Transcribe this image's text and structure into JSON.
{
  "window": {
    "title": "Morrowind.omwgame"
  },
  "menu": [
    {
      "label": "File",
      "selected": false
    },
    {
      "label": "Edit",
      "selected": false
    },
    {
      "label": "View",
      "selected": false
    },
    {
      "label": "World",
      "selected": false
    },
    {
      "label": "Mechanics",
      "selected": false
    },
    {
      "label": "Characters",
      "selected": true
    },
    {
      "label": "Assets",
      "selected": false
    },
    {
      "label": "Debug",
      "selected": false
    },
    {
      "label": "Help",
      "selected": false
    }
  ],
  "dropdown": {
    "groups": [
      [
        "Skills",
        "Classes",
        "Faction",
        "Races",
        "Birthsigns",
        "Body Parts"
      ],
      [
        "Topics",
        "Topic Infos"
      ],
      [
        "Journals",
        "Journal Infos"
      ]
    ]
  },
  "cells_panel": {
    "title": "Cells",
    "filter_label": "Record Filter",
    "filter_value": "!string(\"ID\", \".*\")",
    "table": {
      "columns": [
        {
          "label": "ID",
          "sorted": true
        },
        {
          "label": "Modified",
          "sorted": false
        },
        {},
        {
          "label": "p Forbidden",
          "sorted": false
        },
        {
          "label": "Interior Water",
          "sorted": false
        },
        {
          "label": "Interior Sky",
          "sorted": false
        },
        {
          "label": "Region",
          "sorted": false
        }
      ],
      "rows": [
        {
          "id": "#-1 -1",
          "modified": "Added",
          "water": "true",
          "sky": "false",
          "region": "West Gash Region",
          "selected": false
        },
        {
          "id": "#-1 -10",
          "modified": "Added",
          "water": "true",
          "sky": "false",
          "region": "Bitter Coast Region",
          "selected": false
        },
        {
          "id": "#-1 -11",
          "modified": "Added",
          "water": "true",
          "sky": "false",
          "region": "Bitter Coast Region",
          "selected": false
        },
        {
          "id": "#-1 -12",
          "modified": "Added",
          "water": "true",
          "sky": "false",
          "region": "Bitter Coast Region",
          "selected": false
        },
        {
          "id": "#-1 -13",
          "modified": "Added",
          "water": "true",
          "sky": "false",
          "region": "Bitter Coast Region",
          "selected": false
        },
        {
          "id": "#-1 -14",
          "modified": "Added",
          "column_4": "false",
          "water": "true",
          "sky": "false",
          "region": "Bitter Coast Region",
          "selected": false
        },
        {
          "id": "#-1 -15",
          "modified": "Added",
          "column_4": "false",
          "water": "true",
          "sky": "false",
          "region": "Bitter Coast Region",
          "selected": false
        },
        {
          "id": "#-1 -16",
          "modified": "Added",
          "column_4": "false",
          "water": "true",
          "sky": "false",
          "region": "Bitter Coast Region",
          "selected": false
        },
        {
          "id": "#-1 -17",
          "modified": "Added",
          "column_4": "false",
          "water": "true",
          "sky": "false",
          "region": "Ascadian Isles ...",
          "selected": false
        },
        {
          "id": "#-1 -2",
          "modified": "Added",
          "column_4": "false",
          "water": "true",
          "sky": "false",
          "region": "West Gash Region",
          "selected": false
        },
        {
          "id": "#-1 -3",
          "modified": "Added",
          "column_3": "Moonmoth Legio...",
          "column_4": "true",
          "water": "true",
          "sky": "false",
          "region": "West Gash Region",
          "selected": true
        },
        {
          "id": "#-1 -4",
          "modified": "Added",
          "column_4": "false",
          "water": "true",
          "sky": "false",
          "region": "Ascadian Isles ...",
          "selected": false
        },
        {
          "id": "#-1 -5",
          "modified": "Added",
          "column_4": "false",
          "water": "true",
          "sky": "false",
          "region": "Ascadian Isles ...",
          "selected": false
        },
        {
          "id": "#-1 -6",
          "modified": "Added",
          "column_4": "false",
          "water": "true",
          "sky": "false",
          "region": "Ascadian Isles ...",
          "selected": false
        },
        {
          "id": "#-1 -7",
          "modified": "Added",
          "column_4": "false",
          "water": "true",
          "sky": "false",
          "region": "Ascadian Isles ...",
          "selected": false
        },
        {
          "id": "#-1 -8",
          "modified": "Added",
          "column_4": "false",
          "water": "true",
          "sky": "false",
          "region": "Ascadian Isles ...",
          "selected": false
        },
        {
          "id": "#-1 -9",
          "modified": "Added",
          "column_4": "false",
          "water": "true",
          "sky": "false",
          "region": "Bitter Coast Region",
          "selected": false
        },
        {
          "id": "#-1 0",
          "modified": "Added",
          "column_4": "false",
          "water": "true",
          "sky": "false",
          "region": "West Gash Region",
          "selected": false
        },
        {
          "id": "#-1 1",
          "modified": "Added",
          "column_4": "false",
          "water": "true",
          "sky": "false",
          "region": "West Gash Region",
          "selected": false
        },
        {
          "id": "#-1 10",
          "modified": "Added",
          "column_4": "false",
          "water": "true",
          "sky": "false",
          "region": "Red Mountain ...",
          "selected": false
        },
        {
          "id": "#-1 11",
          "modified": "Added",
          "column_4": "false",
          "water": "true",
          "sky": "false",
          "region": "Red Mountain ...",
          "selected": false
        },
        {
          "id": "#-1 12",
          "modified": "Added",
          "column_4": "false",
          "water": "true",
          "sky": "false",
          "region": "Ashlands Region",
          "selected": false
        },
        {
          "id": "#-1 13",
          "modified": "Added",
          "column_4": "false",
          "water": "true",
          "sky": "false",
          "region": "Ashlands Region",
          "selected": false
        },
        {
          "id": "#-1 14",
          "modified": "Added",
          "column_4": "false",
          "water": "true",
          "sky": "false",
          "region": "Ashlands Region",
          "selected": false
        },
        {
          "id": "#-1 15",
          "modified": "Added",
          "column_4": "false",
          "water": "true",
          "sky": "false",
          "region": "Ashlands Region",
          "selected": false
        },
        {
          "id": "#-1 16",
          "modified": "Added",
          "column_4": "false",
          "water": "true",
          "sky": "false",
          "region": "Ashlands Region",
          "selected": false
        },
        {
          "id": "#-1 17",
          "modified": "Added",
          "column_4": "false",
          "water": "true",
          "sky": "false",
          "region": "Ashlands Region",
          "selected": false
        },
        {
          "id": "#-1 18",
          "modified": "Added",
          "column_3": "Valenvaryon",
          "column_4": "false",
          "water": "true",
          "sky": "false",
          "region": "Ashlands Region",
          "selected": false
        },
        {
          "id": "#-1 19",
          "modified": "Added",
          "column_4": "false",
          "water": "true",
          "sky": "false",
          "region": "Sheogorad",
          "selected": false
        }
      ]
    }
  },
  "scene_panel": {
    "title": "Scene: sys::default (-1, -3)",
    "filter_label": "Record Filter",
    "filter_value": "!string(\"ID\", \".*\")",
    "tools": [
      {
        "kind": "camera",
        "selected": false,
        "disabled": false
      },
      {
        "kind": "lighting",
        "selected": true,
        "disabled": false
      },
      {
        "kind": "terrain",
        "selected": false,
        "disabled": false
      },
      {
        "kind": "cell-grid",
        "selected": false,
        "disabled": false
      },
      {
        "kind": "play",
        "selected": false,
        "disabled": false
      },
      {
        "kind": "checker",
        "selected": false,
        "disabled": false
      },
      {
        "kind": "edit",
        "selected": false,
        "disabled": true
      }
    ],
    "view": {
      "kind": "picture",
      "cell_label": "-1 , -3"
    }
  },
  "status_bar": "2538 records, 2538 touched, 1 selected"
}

==*==

All of the entries above need to be reproduced exactly.

REPLY -
Transcribe this image's text and structure into JSON.
{
  "window": {
    "title": "Morrowind.omwgame"
  },
  "menu": [
    {
      "label": "File",
      "selected": false
    },
    {
      "label": "Edit",
      "selected": false
    },
    {
      "label": "View",
      "selected": false
    },
    {
      "label": "World",
      "selected": false
    },
    {
      "label": "Mechanics",
      "selected": false
    },
    {
      "label": "Characters",
      "selected": true
    },
    {
      "label": "Assets",
      "selected": false
    },
    {
      "label": "Debug",
      "selected": false
    },
    {
      "label": "Help",
      "selected": false
    }
  ],
  "dropdown": {
    "groups": [
      [
        "Skills",
        "Classes",
        "Faction",
        "Races",
        "Birthsigns",
        "Body Parts"
      ],
      [
        "Topics",
        "Topic Infos"
      ],
      [
        "Journals",
        "Journal Infos"
      ]
    ]
  },
  "cells_panel": {
    "title": "Cells",
    "filter_label": "Record Filter",
    "filter_value": "!string(\"ID\", \".*\")",
    "table": {
      "columns": [
        {
          "label": "ID",
          "sorted": true
        },
        {
          "label": "Modified",
          "sorted": false
        },
        {},
        {
          "label": "p Forbidden",
          "sorted": false
        },
        {
          "label": "Interior Water",
          "sorted": false
        },
        {
          "label": "Interior Sky",
          "sorted": false
        },
        {
          "label": "Region",
          "sorted": false
        }
      ],
      "rows": [
        {
          "id": "#-1 -1",
          "modified": "Added",
          "water": "true",
          "sky": "false",
          "region": "West Gash Region",
          "selected": false
        },
        {
          "id": "#-1 -10",
          "modified": "Added",
          "water": "true",
          "sky": "false",
          "region": "Bitter Coast Region",
          "selected": false
        },
        {
          "id": "#-1 -11",
          "modified": "Added",
          "water": "true",
          "sky": "false",
          "region": "Bitter Coast Region",
          "selected": false
        },
        {
          "id": "#-1 -12",
          "modified": "Added",
          "water": "true",
          "sky": "false",
          "region": "Bitter Coast Region",
          "selected": false
        },
        {
          "id": "#-1 -13",
          "modified": "Added",
          "water": "true",
          "sky": "false",
          "region": "Bitter Coast Region",
          "selected": false
        },
        {
          "id": "#-1 -14",
          "modified": "Added",
          "column_4": "false",
          "water": "true",
          "sky": "false",
          "region": "Bitter Coast Region",
          "selected": false
        },
        {
          "id": "#-1 -15",
          "modified": "Added",
          "column_4": "false",
          "water": "true",
          "sky": "false",
          "region": "Bitter Coast Region",
          "selected": false
        },
        {
          "id": "#-1 -16",
          "modified": "Added",
          "column_4": "false",
          "water": "true",
          "sky": "false",
          "region": "Bitter Coast Region",
          "selected": false
        },
        {
          "id": "#-1 -17",
          "modified": "Added",
          "column_4": "false",
          "water": "true",
          "sky": "false",
          "region": "Ascadian Isles ...",
          "selected": false
        },
        {
          "id": "#-1 -2",
          "modified": "Added",
          "column_4": "false",
          "water": "true",
          "sky": "false",
          "region": "West Gash Region",
          "selected": false
        },
        {
          "id": "#-1 -3",
          "modified": "Added",
          "column_3": "Moonmoth Legio...",
          "column_4": "true",
          "water": "true",
          "sky": "false",
          "region": "West Gash Region",
          "selected": true
        },
        {
          "id": "#-1 -4",
          "modified": "Added",
          "column_4": "false",
          "water": "true",
          "sky": "false",
          "region": "Ascadian Isles ...",
          "selected": false
        },
        {
          "id": "#-1 -5",
          "modified": "Added",
          "column_4": "false",
          "water": "true",
          "sky": "false",
          "region": "Ascadian Isles ...",
          "selected": false
        },
        {
          "id": "#-1 -6",
          "modified": "Added",
          "column_4": "false",
          "water": "true",
          "sky": "false",
          "region": "Ascadian Isles ...",
          "selected": false
        },
        {
          "id": "#-1 -7",
          "modified": "Added",
          "column_4": "false",
          "water": "true",
          "sky": "false",
          "region": "Ascadian Isles ...",
          "selected": false
        },
        {
          "id": "#-1 -8",
          "modified": "Added",
          "column_4": "false",
          "water": "true",
          "sky": "false",
          "region": "Ascadian Isles ...",
          "selected": false
        },
        {
          "id": "#-1 -9",
          "modified": "Added",
          "column_4": "false",
          "water": "true",
          "sky": "false",
          "region": "Bitter Coast Region",
          "selected": false
        },
        {
          "id": "#-1 0",
          "modified": "Added",
          "column_4": "false",
          "water": "true",
          "sky": "false",
          "region": "West Gash Region",
          "selected": false
        },
        {
          "id": "#-1 1",
          "modified": "Added",
          "column_4": "false",
          "water": "true",
          "sky": "false",
          "region": "West Gash Region",
          "selected": false
        },
        {
          "id": "#-1 10",
          "modified": "Added",
          "column_4": "false",
          "water": "true",
          "sky": "false",
          "region": "Red Mountain ...",
          "selected": false
        },
        {
          "id": "#-1 11",
          "modified": "Added",
          "column_4": "false",
          "water": "true",
          "sky": "false",
          "region": "Red Mountain ...",
          "selected": false
        },
        {
          "id": "#-1 12",
          "modified": "Added",
          "column_4": "false",
          "water": "true",
          "sky": "false",
          "region": "Ashlands Region",
          "selected": false
        },
        {
          "id": "#-1 13",
          "modified": "Added",
          "column_4": "false",
          "water": "true",
          "sky": "false",
          "region": "Ashlands Region",
          "selected": false
        },
        {
          "id": "#-1 14",
          "modified": "Added",
          "column_4": "false",
          "water": "true",
          "sky": "false",
          "region": "Ashlands Region",
          "selected": false
        },
        {
          "id": "#-1 15",
          "modified": "Added",
          "column_4": "false",
          "water": "true",
          "sky": "false",
          "region": "Ashlands Region",
          "selected": false
        },
        {
          "id": "#-1 16",
          "modified": "Added",
          "column_4": "false",
          "water": "true",
          "sky": "false",
          "region": "Ashlands Region",
          "selected": false
        },
        {
          "id": "#-1 17",
          "modified": "Added",
          "column_4": "false",
          "water": "true",
          "sky": "false",
          "region": "Ashlands Region",
          "selected": false
        },
        {
          "id": "#-1 18",
          "modified": "Added",
          "column_3": "Valenvaryon",
          "column_4": "false",
          "water": "true",
          "sky": "false",
          "region": "Ashlands Region",
          "selected": false
        },
        {
          "id": "#-1 19",
          "modified": "Added",
          "column_4": "false",
          "water": "true",
          "sky": "false",
          "region": "Sheogorad",
          "selected": false
        }
      ]
    }
  },
  "scene_panel": {
    "title": "Scene: sys::default (-1, -3)",
    "filter_label": "Record Filter",
    "filter_value": "!string(\"ID\", \".*\")",
    "tools": [
      {
        "kind": "camera",
        "selected": false,
        "disabled": false
      },
      {
        "kind": "lighting",
        "selected": true,
        "disabled": false
      },
      {
        "kind": "terrain",
        "selected": false,
        "disabled": false
      },
      {
        "kind": "cell-grid",
        "selected": false,
        "disabled": false
      },
      {
        "kind": "play",
        "selected": false,
        "disabled": false
      },
      {
        "kind": "checker",
        "selected": false,
        "disabled": false
      },
      {
        "kind": "edit",
        "selected": false,
        "disabled": true
      }
    ],
    "view": {
      "kind": "picture",
      "cell_label": "-1 , -3"
    }
  },
  "status_bar": "2538 records, 2538 touched, 1 selected"
}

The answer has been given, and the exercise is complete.